§ Records provided
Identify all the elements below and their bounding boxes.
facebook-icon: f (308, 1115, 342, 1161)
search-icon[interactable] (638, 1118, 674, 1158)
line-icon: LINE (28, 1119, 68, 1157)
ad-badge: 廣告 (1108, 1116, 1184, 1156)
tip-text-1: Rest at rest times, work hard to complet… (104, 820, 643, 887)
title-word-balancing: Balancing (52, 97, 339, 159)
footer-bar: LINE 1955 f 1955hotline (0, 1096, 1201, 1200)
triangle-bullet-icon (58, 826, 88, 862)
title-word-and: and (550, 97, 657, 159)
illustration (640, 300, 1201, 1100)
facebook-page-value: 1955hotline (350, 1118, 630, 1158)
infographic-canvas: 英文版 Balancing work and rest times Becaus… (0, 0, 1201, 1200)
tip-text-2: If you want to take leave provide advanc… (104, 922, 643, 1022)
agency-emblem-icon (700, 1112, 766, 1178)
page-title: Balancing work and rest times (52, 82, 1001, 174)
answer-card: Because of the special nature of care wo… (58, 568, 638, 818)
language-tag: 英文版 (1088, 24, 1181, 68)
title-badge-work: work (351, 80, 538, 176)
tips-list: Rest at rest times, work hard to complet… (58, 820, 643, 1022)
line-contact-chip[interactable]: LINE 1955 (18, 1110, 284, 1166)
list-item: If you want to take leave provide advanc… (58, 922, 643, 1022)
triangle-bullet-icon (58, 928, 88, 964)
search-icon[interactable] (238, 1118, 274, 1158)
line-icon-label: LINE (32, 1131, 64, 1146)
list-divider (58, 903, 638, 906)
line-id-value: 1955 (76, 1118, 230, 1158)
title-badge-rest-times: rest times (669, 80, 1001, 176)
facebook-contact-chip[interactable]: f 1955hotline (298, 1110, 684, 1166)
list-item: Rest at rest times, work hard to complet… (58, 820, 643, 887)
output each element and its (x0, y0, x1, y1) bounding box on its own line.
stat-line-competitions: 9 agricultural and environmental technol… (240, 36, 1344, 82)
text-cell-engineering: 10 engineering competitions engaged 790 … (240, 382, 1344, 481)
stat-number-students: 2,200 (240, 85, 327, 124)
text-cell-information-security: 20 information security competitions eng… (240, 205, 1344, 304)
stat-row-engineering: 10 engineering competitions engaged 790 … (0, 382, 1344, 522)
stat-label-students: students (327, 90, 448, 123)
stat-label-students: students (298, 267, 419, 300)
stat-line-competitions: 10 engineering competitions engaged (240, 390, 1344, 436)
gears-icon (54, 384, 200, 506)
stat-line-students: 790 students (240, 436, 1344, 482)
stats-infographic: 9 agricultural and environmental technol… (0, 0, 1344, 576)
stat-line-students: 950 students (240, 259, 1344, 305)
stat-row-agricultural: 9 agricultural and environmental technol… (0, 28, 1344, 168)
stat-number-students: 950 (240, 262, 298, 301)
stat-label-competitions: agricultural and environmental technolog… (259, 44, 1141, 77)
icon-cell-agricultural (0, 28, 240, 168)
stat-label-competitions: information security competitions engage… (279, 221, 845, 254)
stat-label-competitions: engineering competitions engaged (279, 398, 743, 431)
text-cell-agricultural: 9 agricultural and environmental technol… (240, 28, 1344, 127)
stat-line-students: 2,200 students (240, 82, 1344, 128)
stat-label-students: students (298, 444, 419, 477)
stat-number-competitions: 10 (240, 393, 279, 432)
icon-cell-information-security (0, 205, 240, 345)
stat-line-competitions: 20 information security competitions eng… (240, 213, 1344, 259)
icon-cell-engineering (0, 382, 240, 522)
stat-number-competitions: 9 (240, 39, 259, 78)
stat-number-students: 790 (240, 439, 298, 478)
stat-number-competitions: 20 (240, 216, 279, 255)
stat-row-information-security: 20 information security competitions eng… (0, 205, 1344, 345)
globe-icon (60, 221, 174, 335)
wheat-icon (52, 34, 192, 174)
* * *
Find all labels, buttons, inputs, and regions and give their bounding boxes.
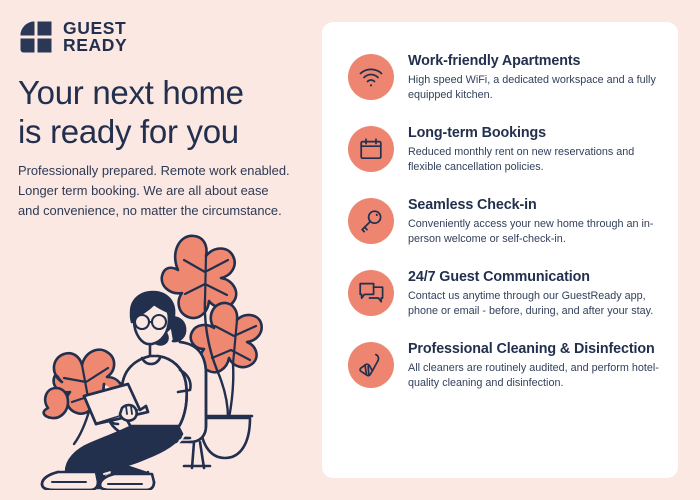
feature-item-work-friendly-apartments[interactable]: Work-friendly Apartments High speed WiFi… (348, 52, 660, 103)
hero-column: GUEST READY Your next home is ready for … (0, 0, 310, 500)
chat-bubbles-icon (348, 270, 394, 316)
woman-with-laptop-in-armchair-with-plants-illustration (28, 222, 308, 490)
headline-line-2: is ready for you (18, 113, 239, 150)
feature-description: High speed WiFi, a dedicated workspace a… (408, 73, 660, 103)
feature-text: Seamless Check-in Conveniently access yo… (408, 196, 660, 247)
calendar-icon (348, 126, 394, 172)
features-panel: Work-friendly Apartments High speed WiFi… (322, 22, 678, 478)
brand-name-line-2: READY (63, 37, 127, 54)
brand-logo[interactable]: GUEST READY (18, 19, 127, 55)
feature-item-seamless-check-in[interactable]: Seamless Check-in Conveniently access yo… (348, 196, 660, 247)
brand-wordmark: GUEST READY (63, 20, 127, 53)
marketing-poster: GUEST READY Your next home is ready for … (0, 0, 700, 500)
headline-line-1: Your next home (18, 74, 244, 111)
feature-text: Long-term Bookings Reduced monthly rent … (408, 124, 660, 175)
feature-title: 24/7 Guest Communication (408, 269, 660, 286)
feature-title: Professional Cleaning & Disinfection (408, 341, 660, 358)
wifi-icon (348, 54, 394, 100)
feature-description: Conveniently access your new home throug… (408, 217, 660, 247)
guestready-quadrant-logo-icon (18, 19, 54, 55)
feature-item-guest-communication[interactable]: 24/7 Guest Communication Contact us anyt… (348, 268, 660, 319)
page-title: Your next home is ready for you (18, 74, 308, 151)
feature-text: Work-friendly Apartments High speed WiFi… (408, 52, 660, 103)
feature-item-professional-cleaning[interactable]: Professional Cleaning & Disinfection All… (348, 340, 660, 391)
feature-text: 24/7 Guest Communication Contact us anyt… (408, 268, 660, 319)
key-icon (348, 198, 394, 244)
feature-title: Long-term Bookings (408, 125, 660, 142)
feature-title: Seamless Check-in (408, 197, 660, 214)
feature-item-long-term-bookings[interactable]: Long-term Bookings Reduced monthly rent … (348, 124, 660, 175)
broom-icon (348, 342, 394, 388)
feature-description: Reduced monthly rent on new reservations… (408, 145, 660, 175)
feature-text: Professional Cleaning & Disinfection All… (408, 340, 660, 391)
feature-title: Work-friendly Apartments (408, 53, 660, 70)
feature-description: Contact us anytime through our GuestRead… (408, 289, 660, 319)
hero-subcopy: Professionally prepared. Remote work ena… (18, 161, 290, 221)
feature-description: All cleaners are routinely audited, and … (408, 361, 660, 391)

§ Aim
Reproduce, without alteration, the rows above that begin with the one containing "Identify all the" and continue through the one containing "page-title: Balancing work", including both of these rows.

§ Reply
Identify all the elements below and their bounding boxes.
facebook-icon: f (308, 1115, 342, 1161)
search-icon[interactable] (638, 1118, 674, 1158)
line-icon: LINE (28, 1119, 68, 1157)
ad-badge: 廣告 (1108, 1116, 1184, 1156)
tip-text-1: Rest at rest times, work hard to complet… (104, 820, 643, 887)
title-word-balancing: Balancing (52, 97, 339, 159)
footer-bar: LINE 1955 f 1955hotline (0, 1096, 1201, 1200)
triangle-bullet-icon (58, 826, 88, 862)
title-word-and: and (550, 97, 657, 159)
illustration (640, 300, 1201, 1100)
facebook-page-value: 1955hotline (350, 1118, 630, 1158)
infographic-canvas: 英文版 Balancing work and rest times Becaus… (0, 0, 1201, 1200)
tip-text-2: If you want to take leave provide advanc… (104, 922, 643, 1022)
agency-emblem-icon (700, 1112, 766, 1178)
page-title: Balancing work and rest times (52, 82, 1001, 174)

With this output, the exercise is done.